- What to work on:
Count how many lines of the data below contain the string "roots"; the reply should be that number alone.

- Source records:

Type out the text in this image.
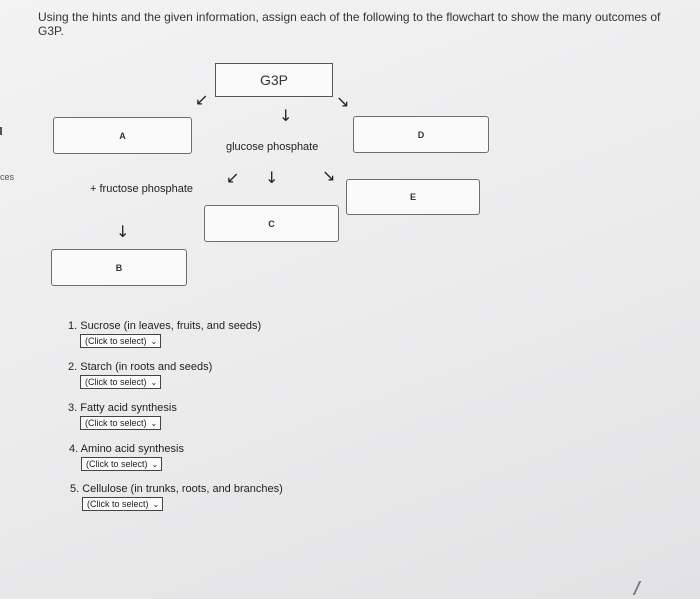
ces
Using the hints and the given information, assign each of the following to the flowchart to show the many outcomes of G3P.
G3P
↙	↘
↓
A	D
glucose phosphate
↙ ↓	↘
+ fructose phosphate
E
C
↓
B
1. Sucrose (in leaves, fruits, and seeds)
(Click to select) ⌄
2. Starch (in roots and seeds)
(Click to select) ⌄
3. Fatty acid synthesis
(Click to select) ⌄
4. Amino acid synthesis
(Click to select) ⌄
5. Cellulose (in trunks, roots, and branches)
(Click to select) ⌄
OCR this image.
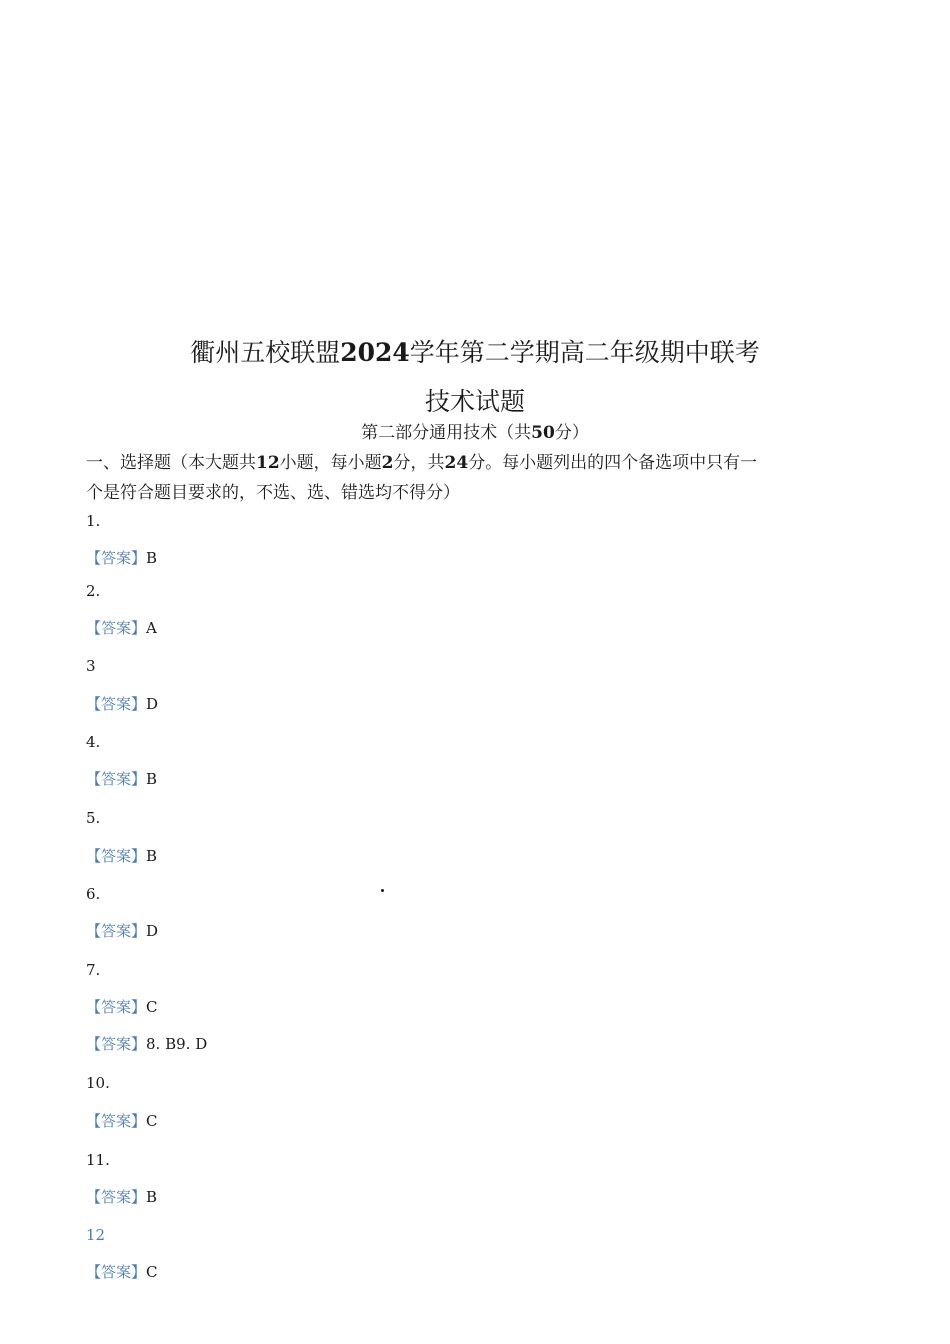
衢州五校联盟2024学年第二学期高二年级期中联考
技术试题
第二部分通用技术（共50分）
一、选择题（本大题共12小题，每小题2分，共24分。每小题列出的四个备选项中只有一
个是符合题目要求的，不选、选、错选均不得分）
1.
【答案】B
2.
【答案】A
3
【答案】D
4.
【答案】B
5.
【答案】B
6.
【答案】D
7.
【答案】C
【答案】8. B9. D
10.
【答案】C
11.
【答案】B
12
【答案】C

---

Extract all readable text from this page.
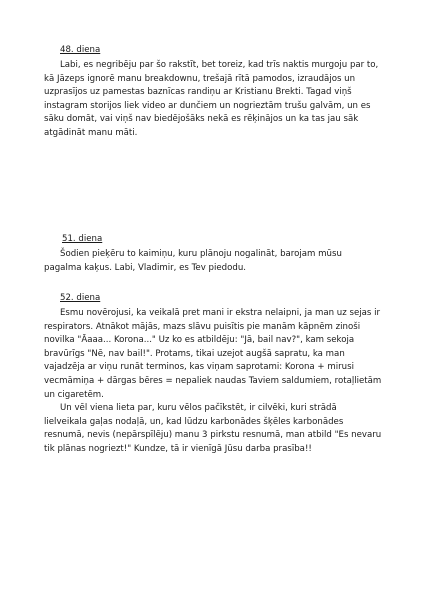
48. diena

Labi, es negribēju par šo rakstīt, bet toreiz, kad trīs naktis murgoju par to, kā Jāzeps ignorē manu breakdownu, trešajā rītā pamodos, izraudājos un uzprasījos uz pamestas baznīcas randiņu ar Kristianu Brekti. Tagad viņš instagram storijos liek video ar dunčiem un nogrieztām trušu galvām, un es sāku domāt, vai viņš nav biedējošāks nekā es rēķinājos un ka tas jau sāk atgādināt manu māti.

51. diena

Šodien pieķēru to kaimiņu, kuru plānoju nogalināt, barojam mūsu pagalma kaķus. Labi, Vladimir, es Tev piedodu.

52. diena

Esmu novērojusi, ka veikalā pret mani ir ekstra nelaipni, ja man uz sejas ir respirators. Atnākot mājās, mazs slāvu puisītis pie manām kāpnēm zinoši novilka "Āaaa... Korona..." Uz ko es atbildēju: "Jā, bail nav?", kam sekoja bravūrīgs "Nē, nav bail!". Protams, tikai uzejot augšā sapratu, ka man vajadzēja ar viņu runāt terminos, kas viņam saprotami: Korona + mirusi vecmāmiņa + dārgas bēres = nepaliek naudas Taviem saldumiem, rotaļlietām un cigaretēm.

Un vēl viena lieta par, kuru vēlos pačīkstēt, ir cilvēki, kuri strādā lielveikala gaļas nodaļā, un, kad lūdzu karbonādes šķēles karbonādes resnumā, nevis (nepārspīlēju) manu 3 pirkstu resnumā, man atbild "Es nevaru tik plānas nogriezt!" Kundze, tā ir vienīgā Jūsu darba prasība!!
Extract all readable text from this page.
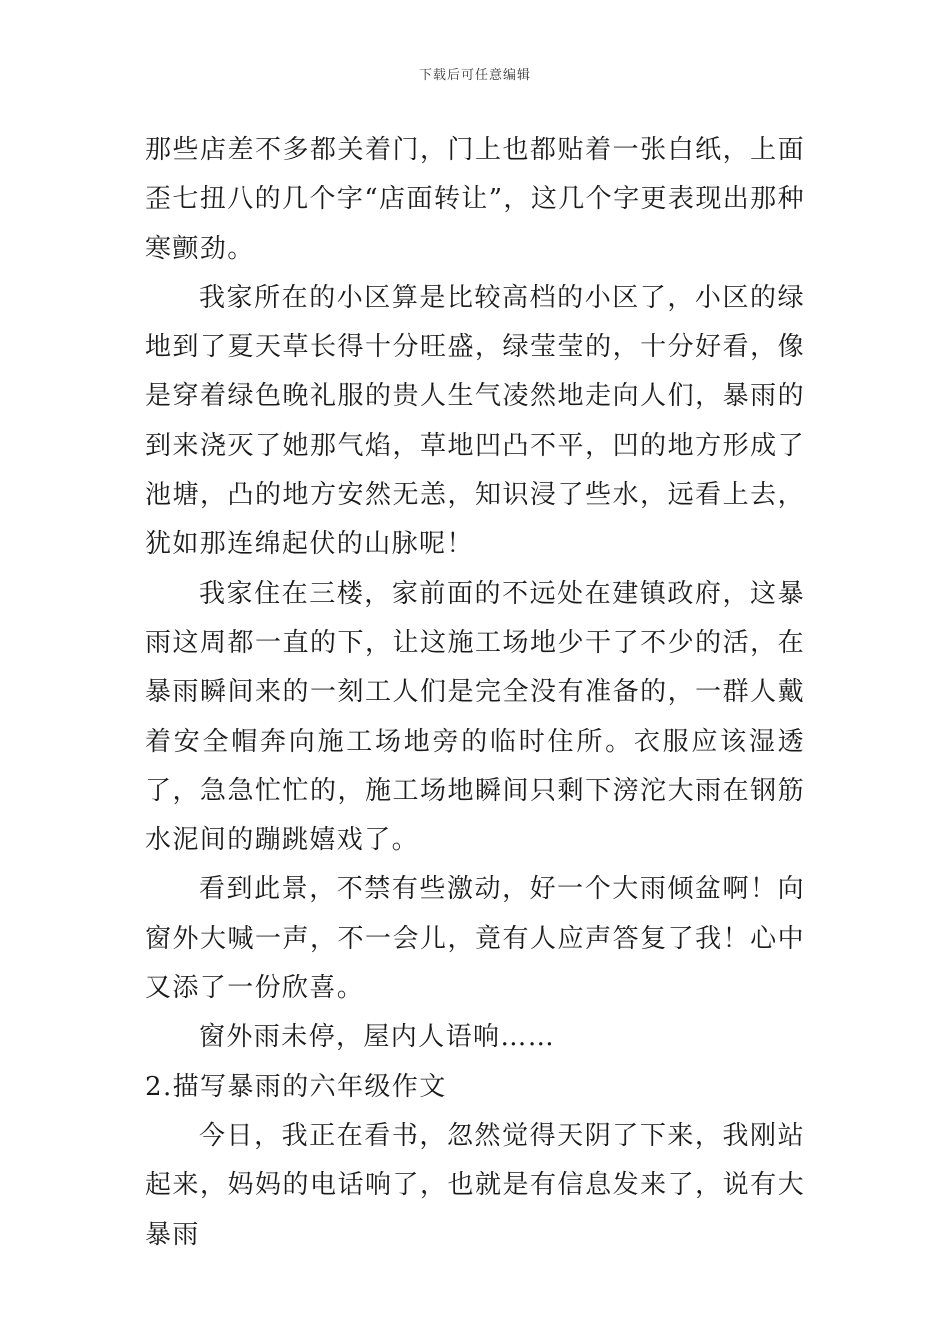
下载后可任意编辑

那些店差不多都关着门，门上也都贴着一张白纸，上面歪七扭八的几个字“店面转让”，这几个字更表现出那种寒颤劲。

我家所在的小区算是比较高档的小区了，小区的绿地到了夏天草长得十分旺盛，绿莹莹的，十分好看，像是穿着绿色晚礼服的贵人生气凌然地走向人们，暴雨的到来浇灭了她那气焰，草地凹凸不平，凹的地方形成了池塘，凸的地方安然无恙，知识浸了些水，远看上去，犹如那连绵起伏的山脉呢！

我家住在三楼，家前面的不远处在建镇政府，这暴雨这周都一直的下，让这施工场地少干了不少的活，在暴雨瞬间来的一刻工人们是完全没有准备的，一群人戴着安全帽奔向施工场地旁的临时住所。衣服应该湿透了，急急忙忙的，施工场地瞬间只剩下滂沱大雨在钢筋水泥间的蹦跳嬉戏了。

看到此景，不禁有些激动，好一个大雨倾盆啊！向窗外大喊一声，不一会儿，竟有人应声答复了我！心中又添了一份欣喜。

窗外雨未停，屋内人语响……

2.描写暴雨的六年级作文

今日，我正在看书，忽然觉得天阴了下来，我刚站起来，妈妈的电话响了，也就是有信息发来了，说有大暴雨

- Response below:
2